[Data entries for graphics]
>> START

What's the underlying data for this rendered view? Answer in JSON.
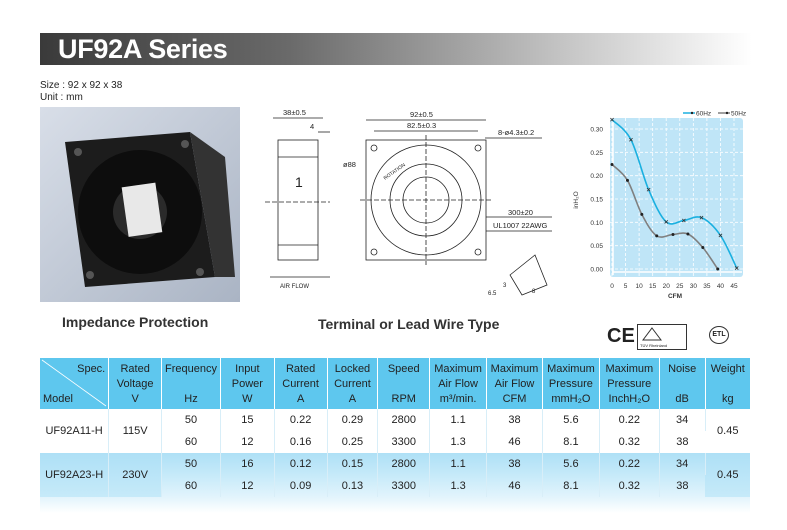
{
  "header": {
    "title": "UF92A Series"
  },
  "meta": {
    "size": "Size : 92 x 92 x 38",
    "unit": "Unit : mm"
  },
  "captions": {
    "photo": "Impedance Protection",
    "drawing": "Terminal or Lead Wire Type"
  },
  "drawing": {
    "depth": "38±0.5",
    "flange": "4",
    "width": "92±0.5",
    "hole_spacing": "82.5±0.3",
    "holes": "8-ø4.3±0.2",
    "diameter": "ø88",
    "rotation": "ROTATION",
    "lead_length": "300±20",
    "lead_spec": "UL1007 22AWG",
    "airflow": "AIR FLOW",
    "side_mark": "1",
    "term_dims": [
      "6.5",
      "3",
      "8"
    ]
  },
  "certifications": [
    "CE",
    "TÜV Rheinland",
    "ETL"
  ],
  "chart_data": {
    "type": "line",
    "xlabel": "CFM",
    "ylabel": "inH₂O",
    "xlim": [
      0,
      47
    ],
    "ylim": [
      0,
      0.32
    ],
    "xticks": [
      0,
      5,
      10,
      15,
      20,
      25,
      30,
      35,
      40,
      45
    ],
    "yticks": [
      "0.00",
      "0.05",
      "0.10",
      "0.15",
      "0.20",
      "0.25",
      "0.30"
    ],
    "grid": true,
    "legend": "top-right",
    "background": "#bfe5f7",
    "series": [
      {
        "name": "60Hz",
        "color": "#1ab0e0",
        "marker": "x",
        "x": [
          0,
          7,
          13.5,
          20,
          26.5,
          33,
          40,
          46
        ],
        "y": [
          0.32,
          0.277,
          0.17,
          0.101,
          0.104,
          0.11,
          0.072,
          0.002
        ]
      },
      {
        "name": "50Hz",
        "color": "#808080",
        "marker": "dot",
        "x": [
          0,
          5.7,
          11,
          16.5,
          22.5,
          28,
          33.5,
          39
        ],
        "y": [
          0.224,
          0.19,
          0.117,
          0.071,
          0.074,
          0.075,
          0.046,
          0.0
        ]
      }
    ]
  },
  "table": {
    "spec_label": "Spec.",
    "model_label": "Model",
    "headers": [
      [
        "Rated",
        "Voltage",
        "V"
      ],
      [
        "Frequency",
        "",
        "Hz"
      ],
      [
        "Input",
        "Power",
        "W"
      ],
      [
        "Rated",
        "Current",
        "A"
      ],
      [
        "Locked",
        "Current",
        "A"
      ],
      [
        "Speed",
        "",
        "RPM"
      ],
      [
        "Maximum",
        "Air Flow",
        "m³/min."
      ],
      [
        "Maximum",
        "Air Flow",
        "CFM"
      ],
      [
        "Maximum",
        "Pressure",
        "mmH₂O"
      ],
      [
        "Maximum",
        "Pressure",
        "InchH₂O"
      ],
      [
        "Noise",
        "",
        "dB"
      ],
      [
        "Weight",
        "",
        "kg"
      ]
    ],
    "models": [
      {
        "model": "UF92A11-H",
        "voltage": "115V",
        "weight": "0.45",
        "rows": [
          [
            "50",
            "15",
            "0.22",
            "0.29",
            "2800",
            "1.1",
            "38",
            "5.6",
            "0.22",
            "34"
          ],
          [
            "60",
            "12",
            "0.16",
            "0.25",
            "3300",
            "1.3",
            "46",
            "8.1",
            "0.32",
            "38"
          ]
        ]
      },
      {
        "model": "UF92A23-H",
        "voltage": "230V",
        "weight": "0.45",
        "rows": [
          [
            "50",
            "16",
            "0.12",
            "0.15",
            "2800",
            "1.1",
            "38",
            "5.6",
            "0.22",
            "34"
          ],
          [
            "60",
            "12",
            "0.09",
            "0.13",
            "3300",
            "1.3",
            "46",
            "8.1",
            "0.32",
            "38"
          ]
        ]
      }
    ]
  }
}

>> END

_Prompt:_ Exclude the pictures. Write out the remaining data exactly.

_Task answer:_
What's the underlying data for this rendered view? Answer in JSON.
{
  "header": {
    "title": "UF92A Series"
  },
  "meta": {
    "size": "Size : 92 x 92 x 38",
    "unit": "Unit : mm"
  },
  "captions": {
    "photo": "Impedance Protection",
    "drawing": "Terminal or Lead Wire Type"
  },
  "drawing": {
    "depth": "38±0.5",
    "flange": "4",
    "width": "92±0.5",
    "hole_spacing": "82.5±0.3",
    "holes": "8-ø4.3±0.2",
    "diameter": "ø88",
    "rotation": "ROTATION",
    "lead_length": "300±20",
    "lead_spec": "UL1007 22AWG",
    "airflow": "AIR FLOW",
    "side_mark": "1",
    "term_dims": [
      "6.5",
      "3",
      "8"
    ]
  },
  "certifications": [
    "CE",
    "TÜV Rheinland",
    "ETL"
  ],
  "chart_data": {
    "type": "line",
    "xlabel": "CFM",
    "ylabel": "inH₂O",
    "xlim": [
      0,
      47
    ],
    "ylim": [
      0,
      0.32
    ],
    "xticks": [
      0,
      5,
      10,
      15,
      20,
      25,
      30,
      35,
      40,
      45
    ],
    "yticks": [
      "0.00",
      "0.05",
      "0.10",
      "0.15",
      "0.20",
      "0.25",
      "0.30"
    ],
    "grid": true,
    "legend": "top-right",
    "background": "#bfe5f7",
    "series": [
      {
        "name": "60Hz",
        "color": "#1ab0e0",
        "marker": "x",
        "x": [
          0,
          7,
          13.5,
          20,
          26.5,
          33,
          40,
          46
        ],
        "y": [
          0.32,
          0.277,
          0.17,
          0.101,
          0.104,
          0.11,
          0.072,
          0.002
        ]
      },
      {
        "name": "50Hz",
        "color": "#808080",
        "marker": "dot",
        "x": [
          0,
          5.7,
          11,
          16.5,
          22.5,
          28,
          33.5,
          39
        ],
        "y": [
          0.224,
          0.19,
          0.117,
          0.071,
          0.074,
          0.075,
          0.046,
          0.0
        ]
      }
    ]
  },
  "table": {
    "spec_label": "Spec.",
    "model_label": "Model",
    "headers": [
      [
        "Rated",
        "Voltage",
        "V"
      ],
      [
        "Frequency",
        "",
        "Hz"
      ],
      [
        "Input",
        "Power",
        "W"
      ],
      [
        "Rated",
        "Current",
        "A"
      ],
      [
        "Locked",
        "Current",
        "A"
      ],
      [
        "Speed",
        "",
        "RPM"
      ],
      [
        "Maximum",
        "Air Flow",
        "m³/min."
      ],
      [
        "Maximum",
        "Air Flow",
        "CFM"
      ],
      [
        "Maximum",
        "Pressure",
        "mmH₂O"
      ],
      [
        "Maximum",
        "Pressure",
        "InchH₂O"
      ],
      [
        "Noise",
        "",
        "dB"
      ],
      [
        "Weight",
        "",
        "kg"
      ]
    ],
    "models": [
      {
        "model": "UF92A11-H",
        "voltage": "115V",
        "weight": "0.45",
        "rows": [
          [
            "50",
            "15",
            "0.22",
            "0.29",
            "2800",
            "1.1",
            "38",
            "5.6",
            "0.22",
            "34"
          ],
          [
            "60",
            "12",
            "0.16",
            "0.25",
            "3300",
            "1.3",
            "46",
            "8.1",
            "0.32",
            "38"
          ]
        ]
      },
      {
        "model": "UF92A23-H",
        "voltage": "230V",
        "weight": "0.45",
        "rows": [
          [
            "50",
            "16",
            "0.12",
            "0.15",
            "2800",
            "1.1",
            "38",
            "5.6",
            "0.22",
            "34"
          ],
          [
            "60",
            "12",
            "0.09",
            "0.13",
            "3300",
            "1.3",
            "46",
            "8.1",
            "0.32",
            "38"
          ]
        ]
      }
    ]
  }
}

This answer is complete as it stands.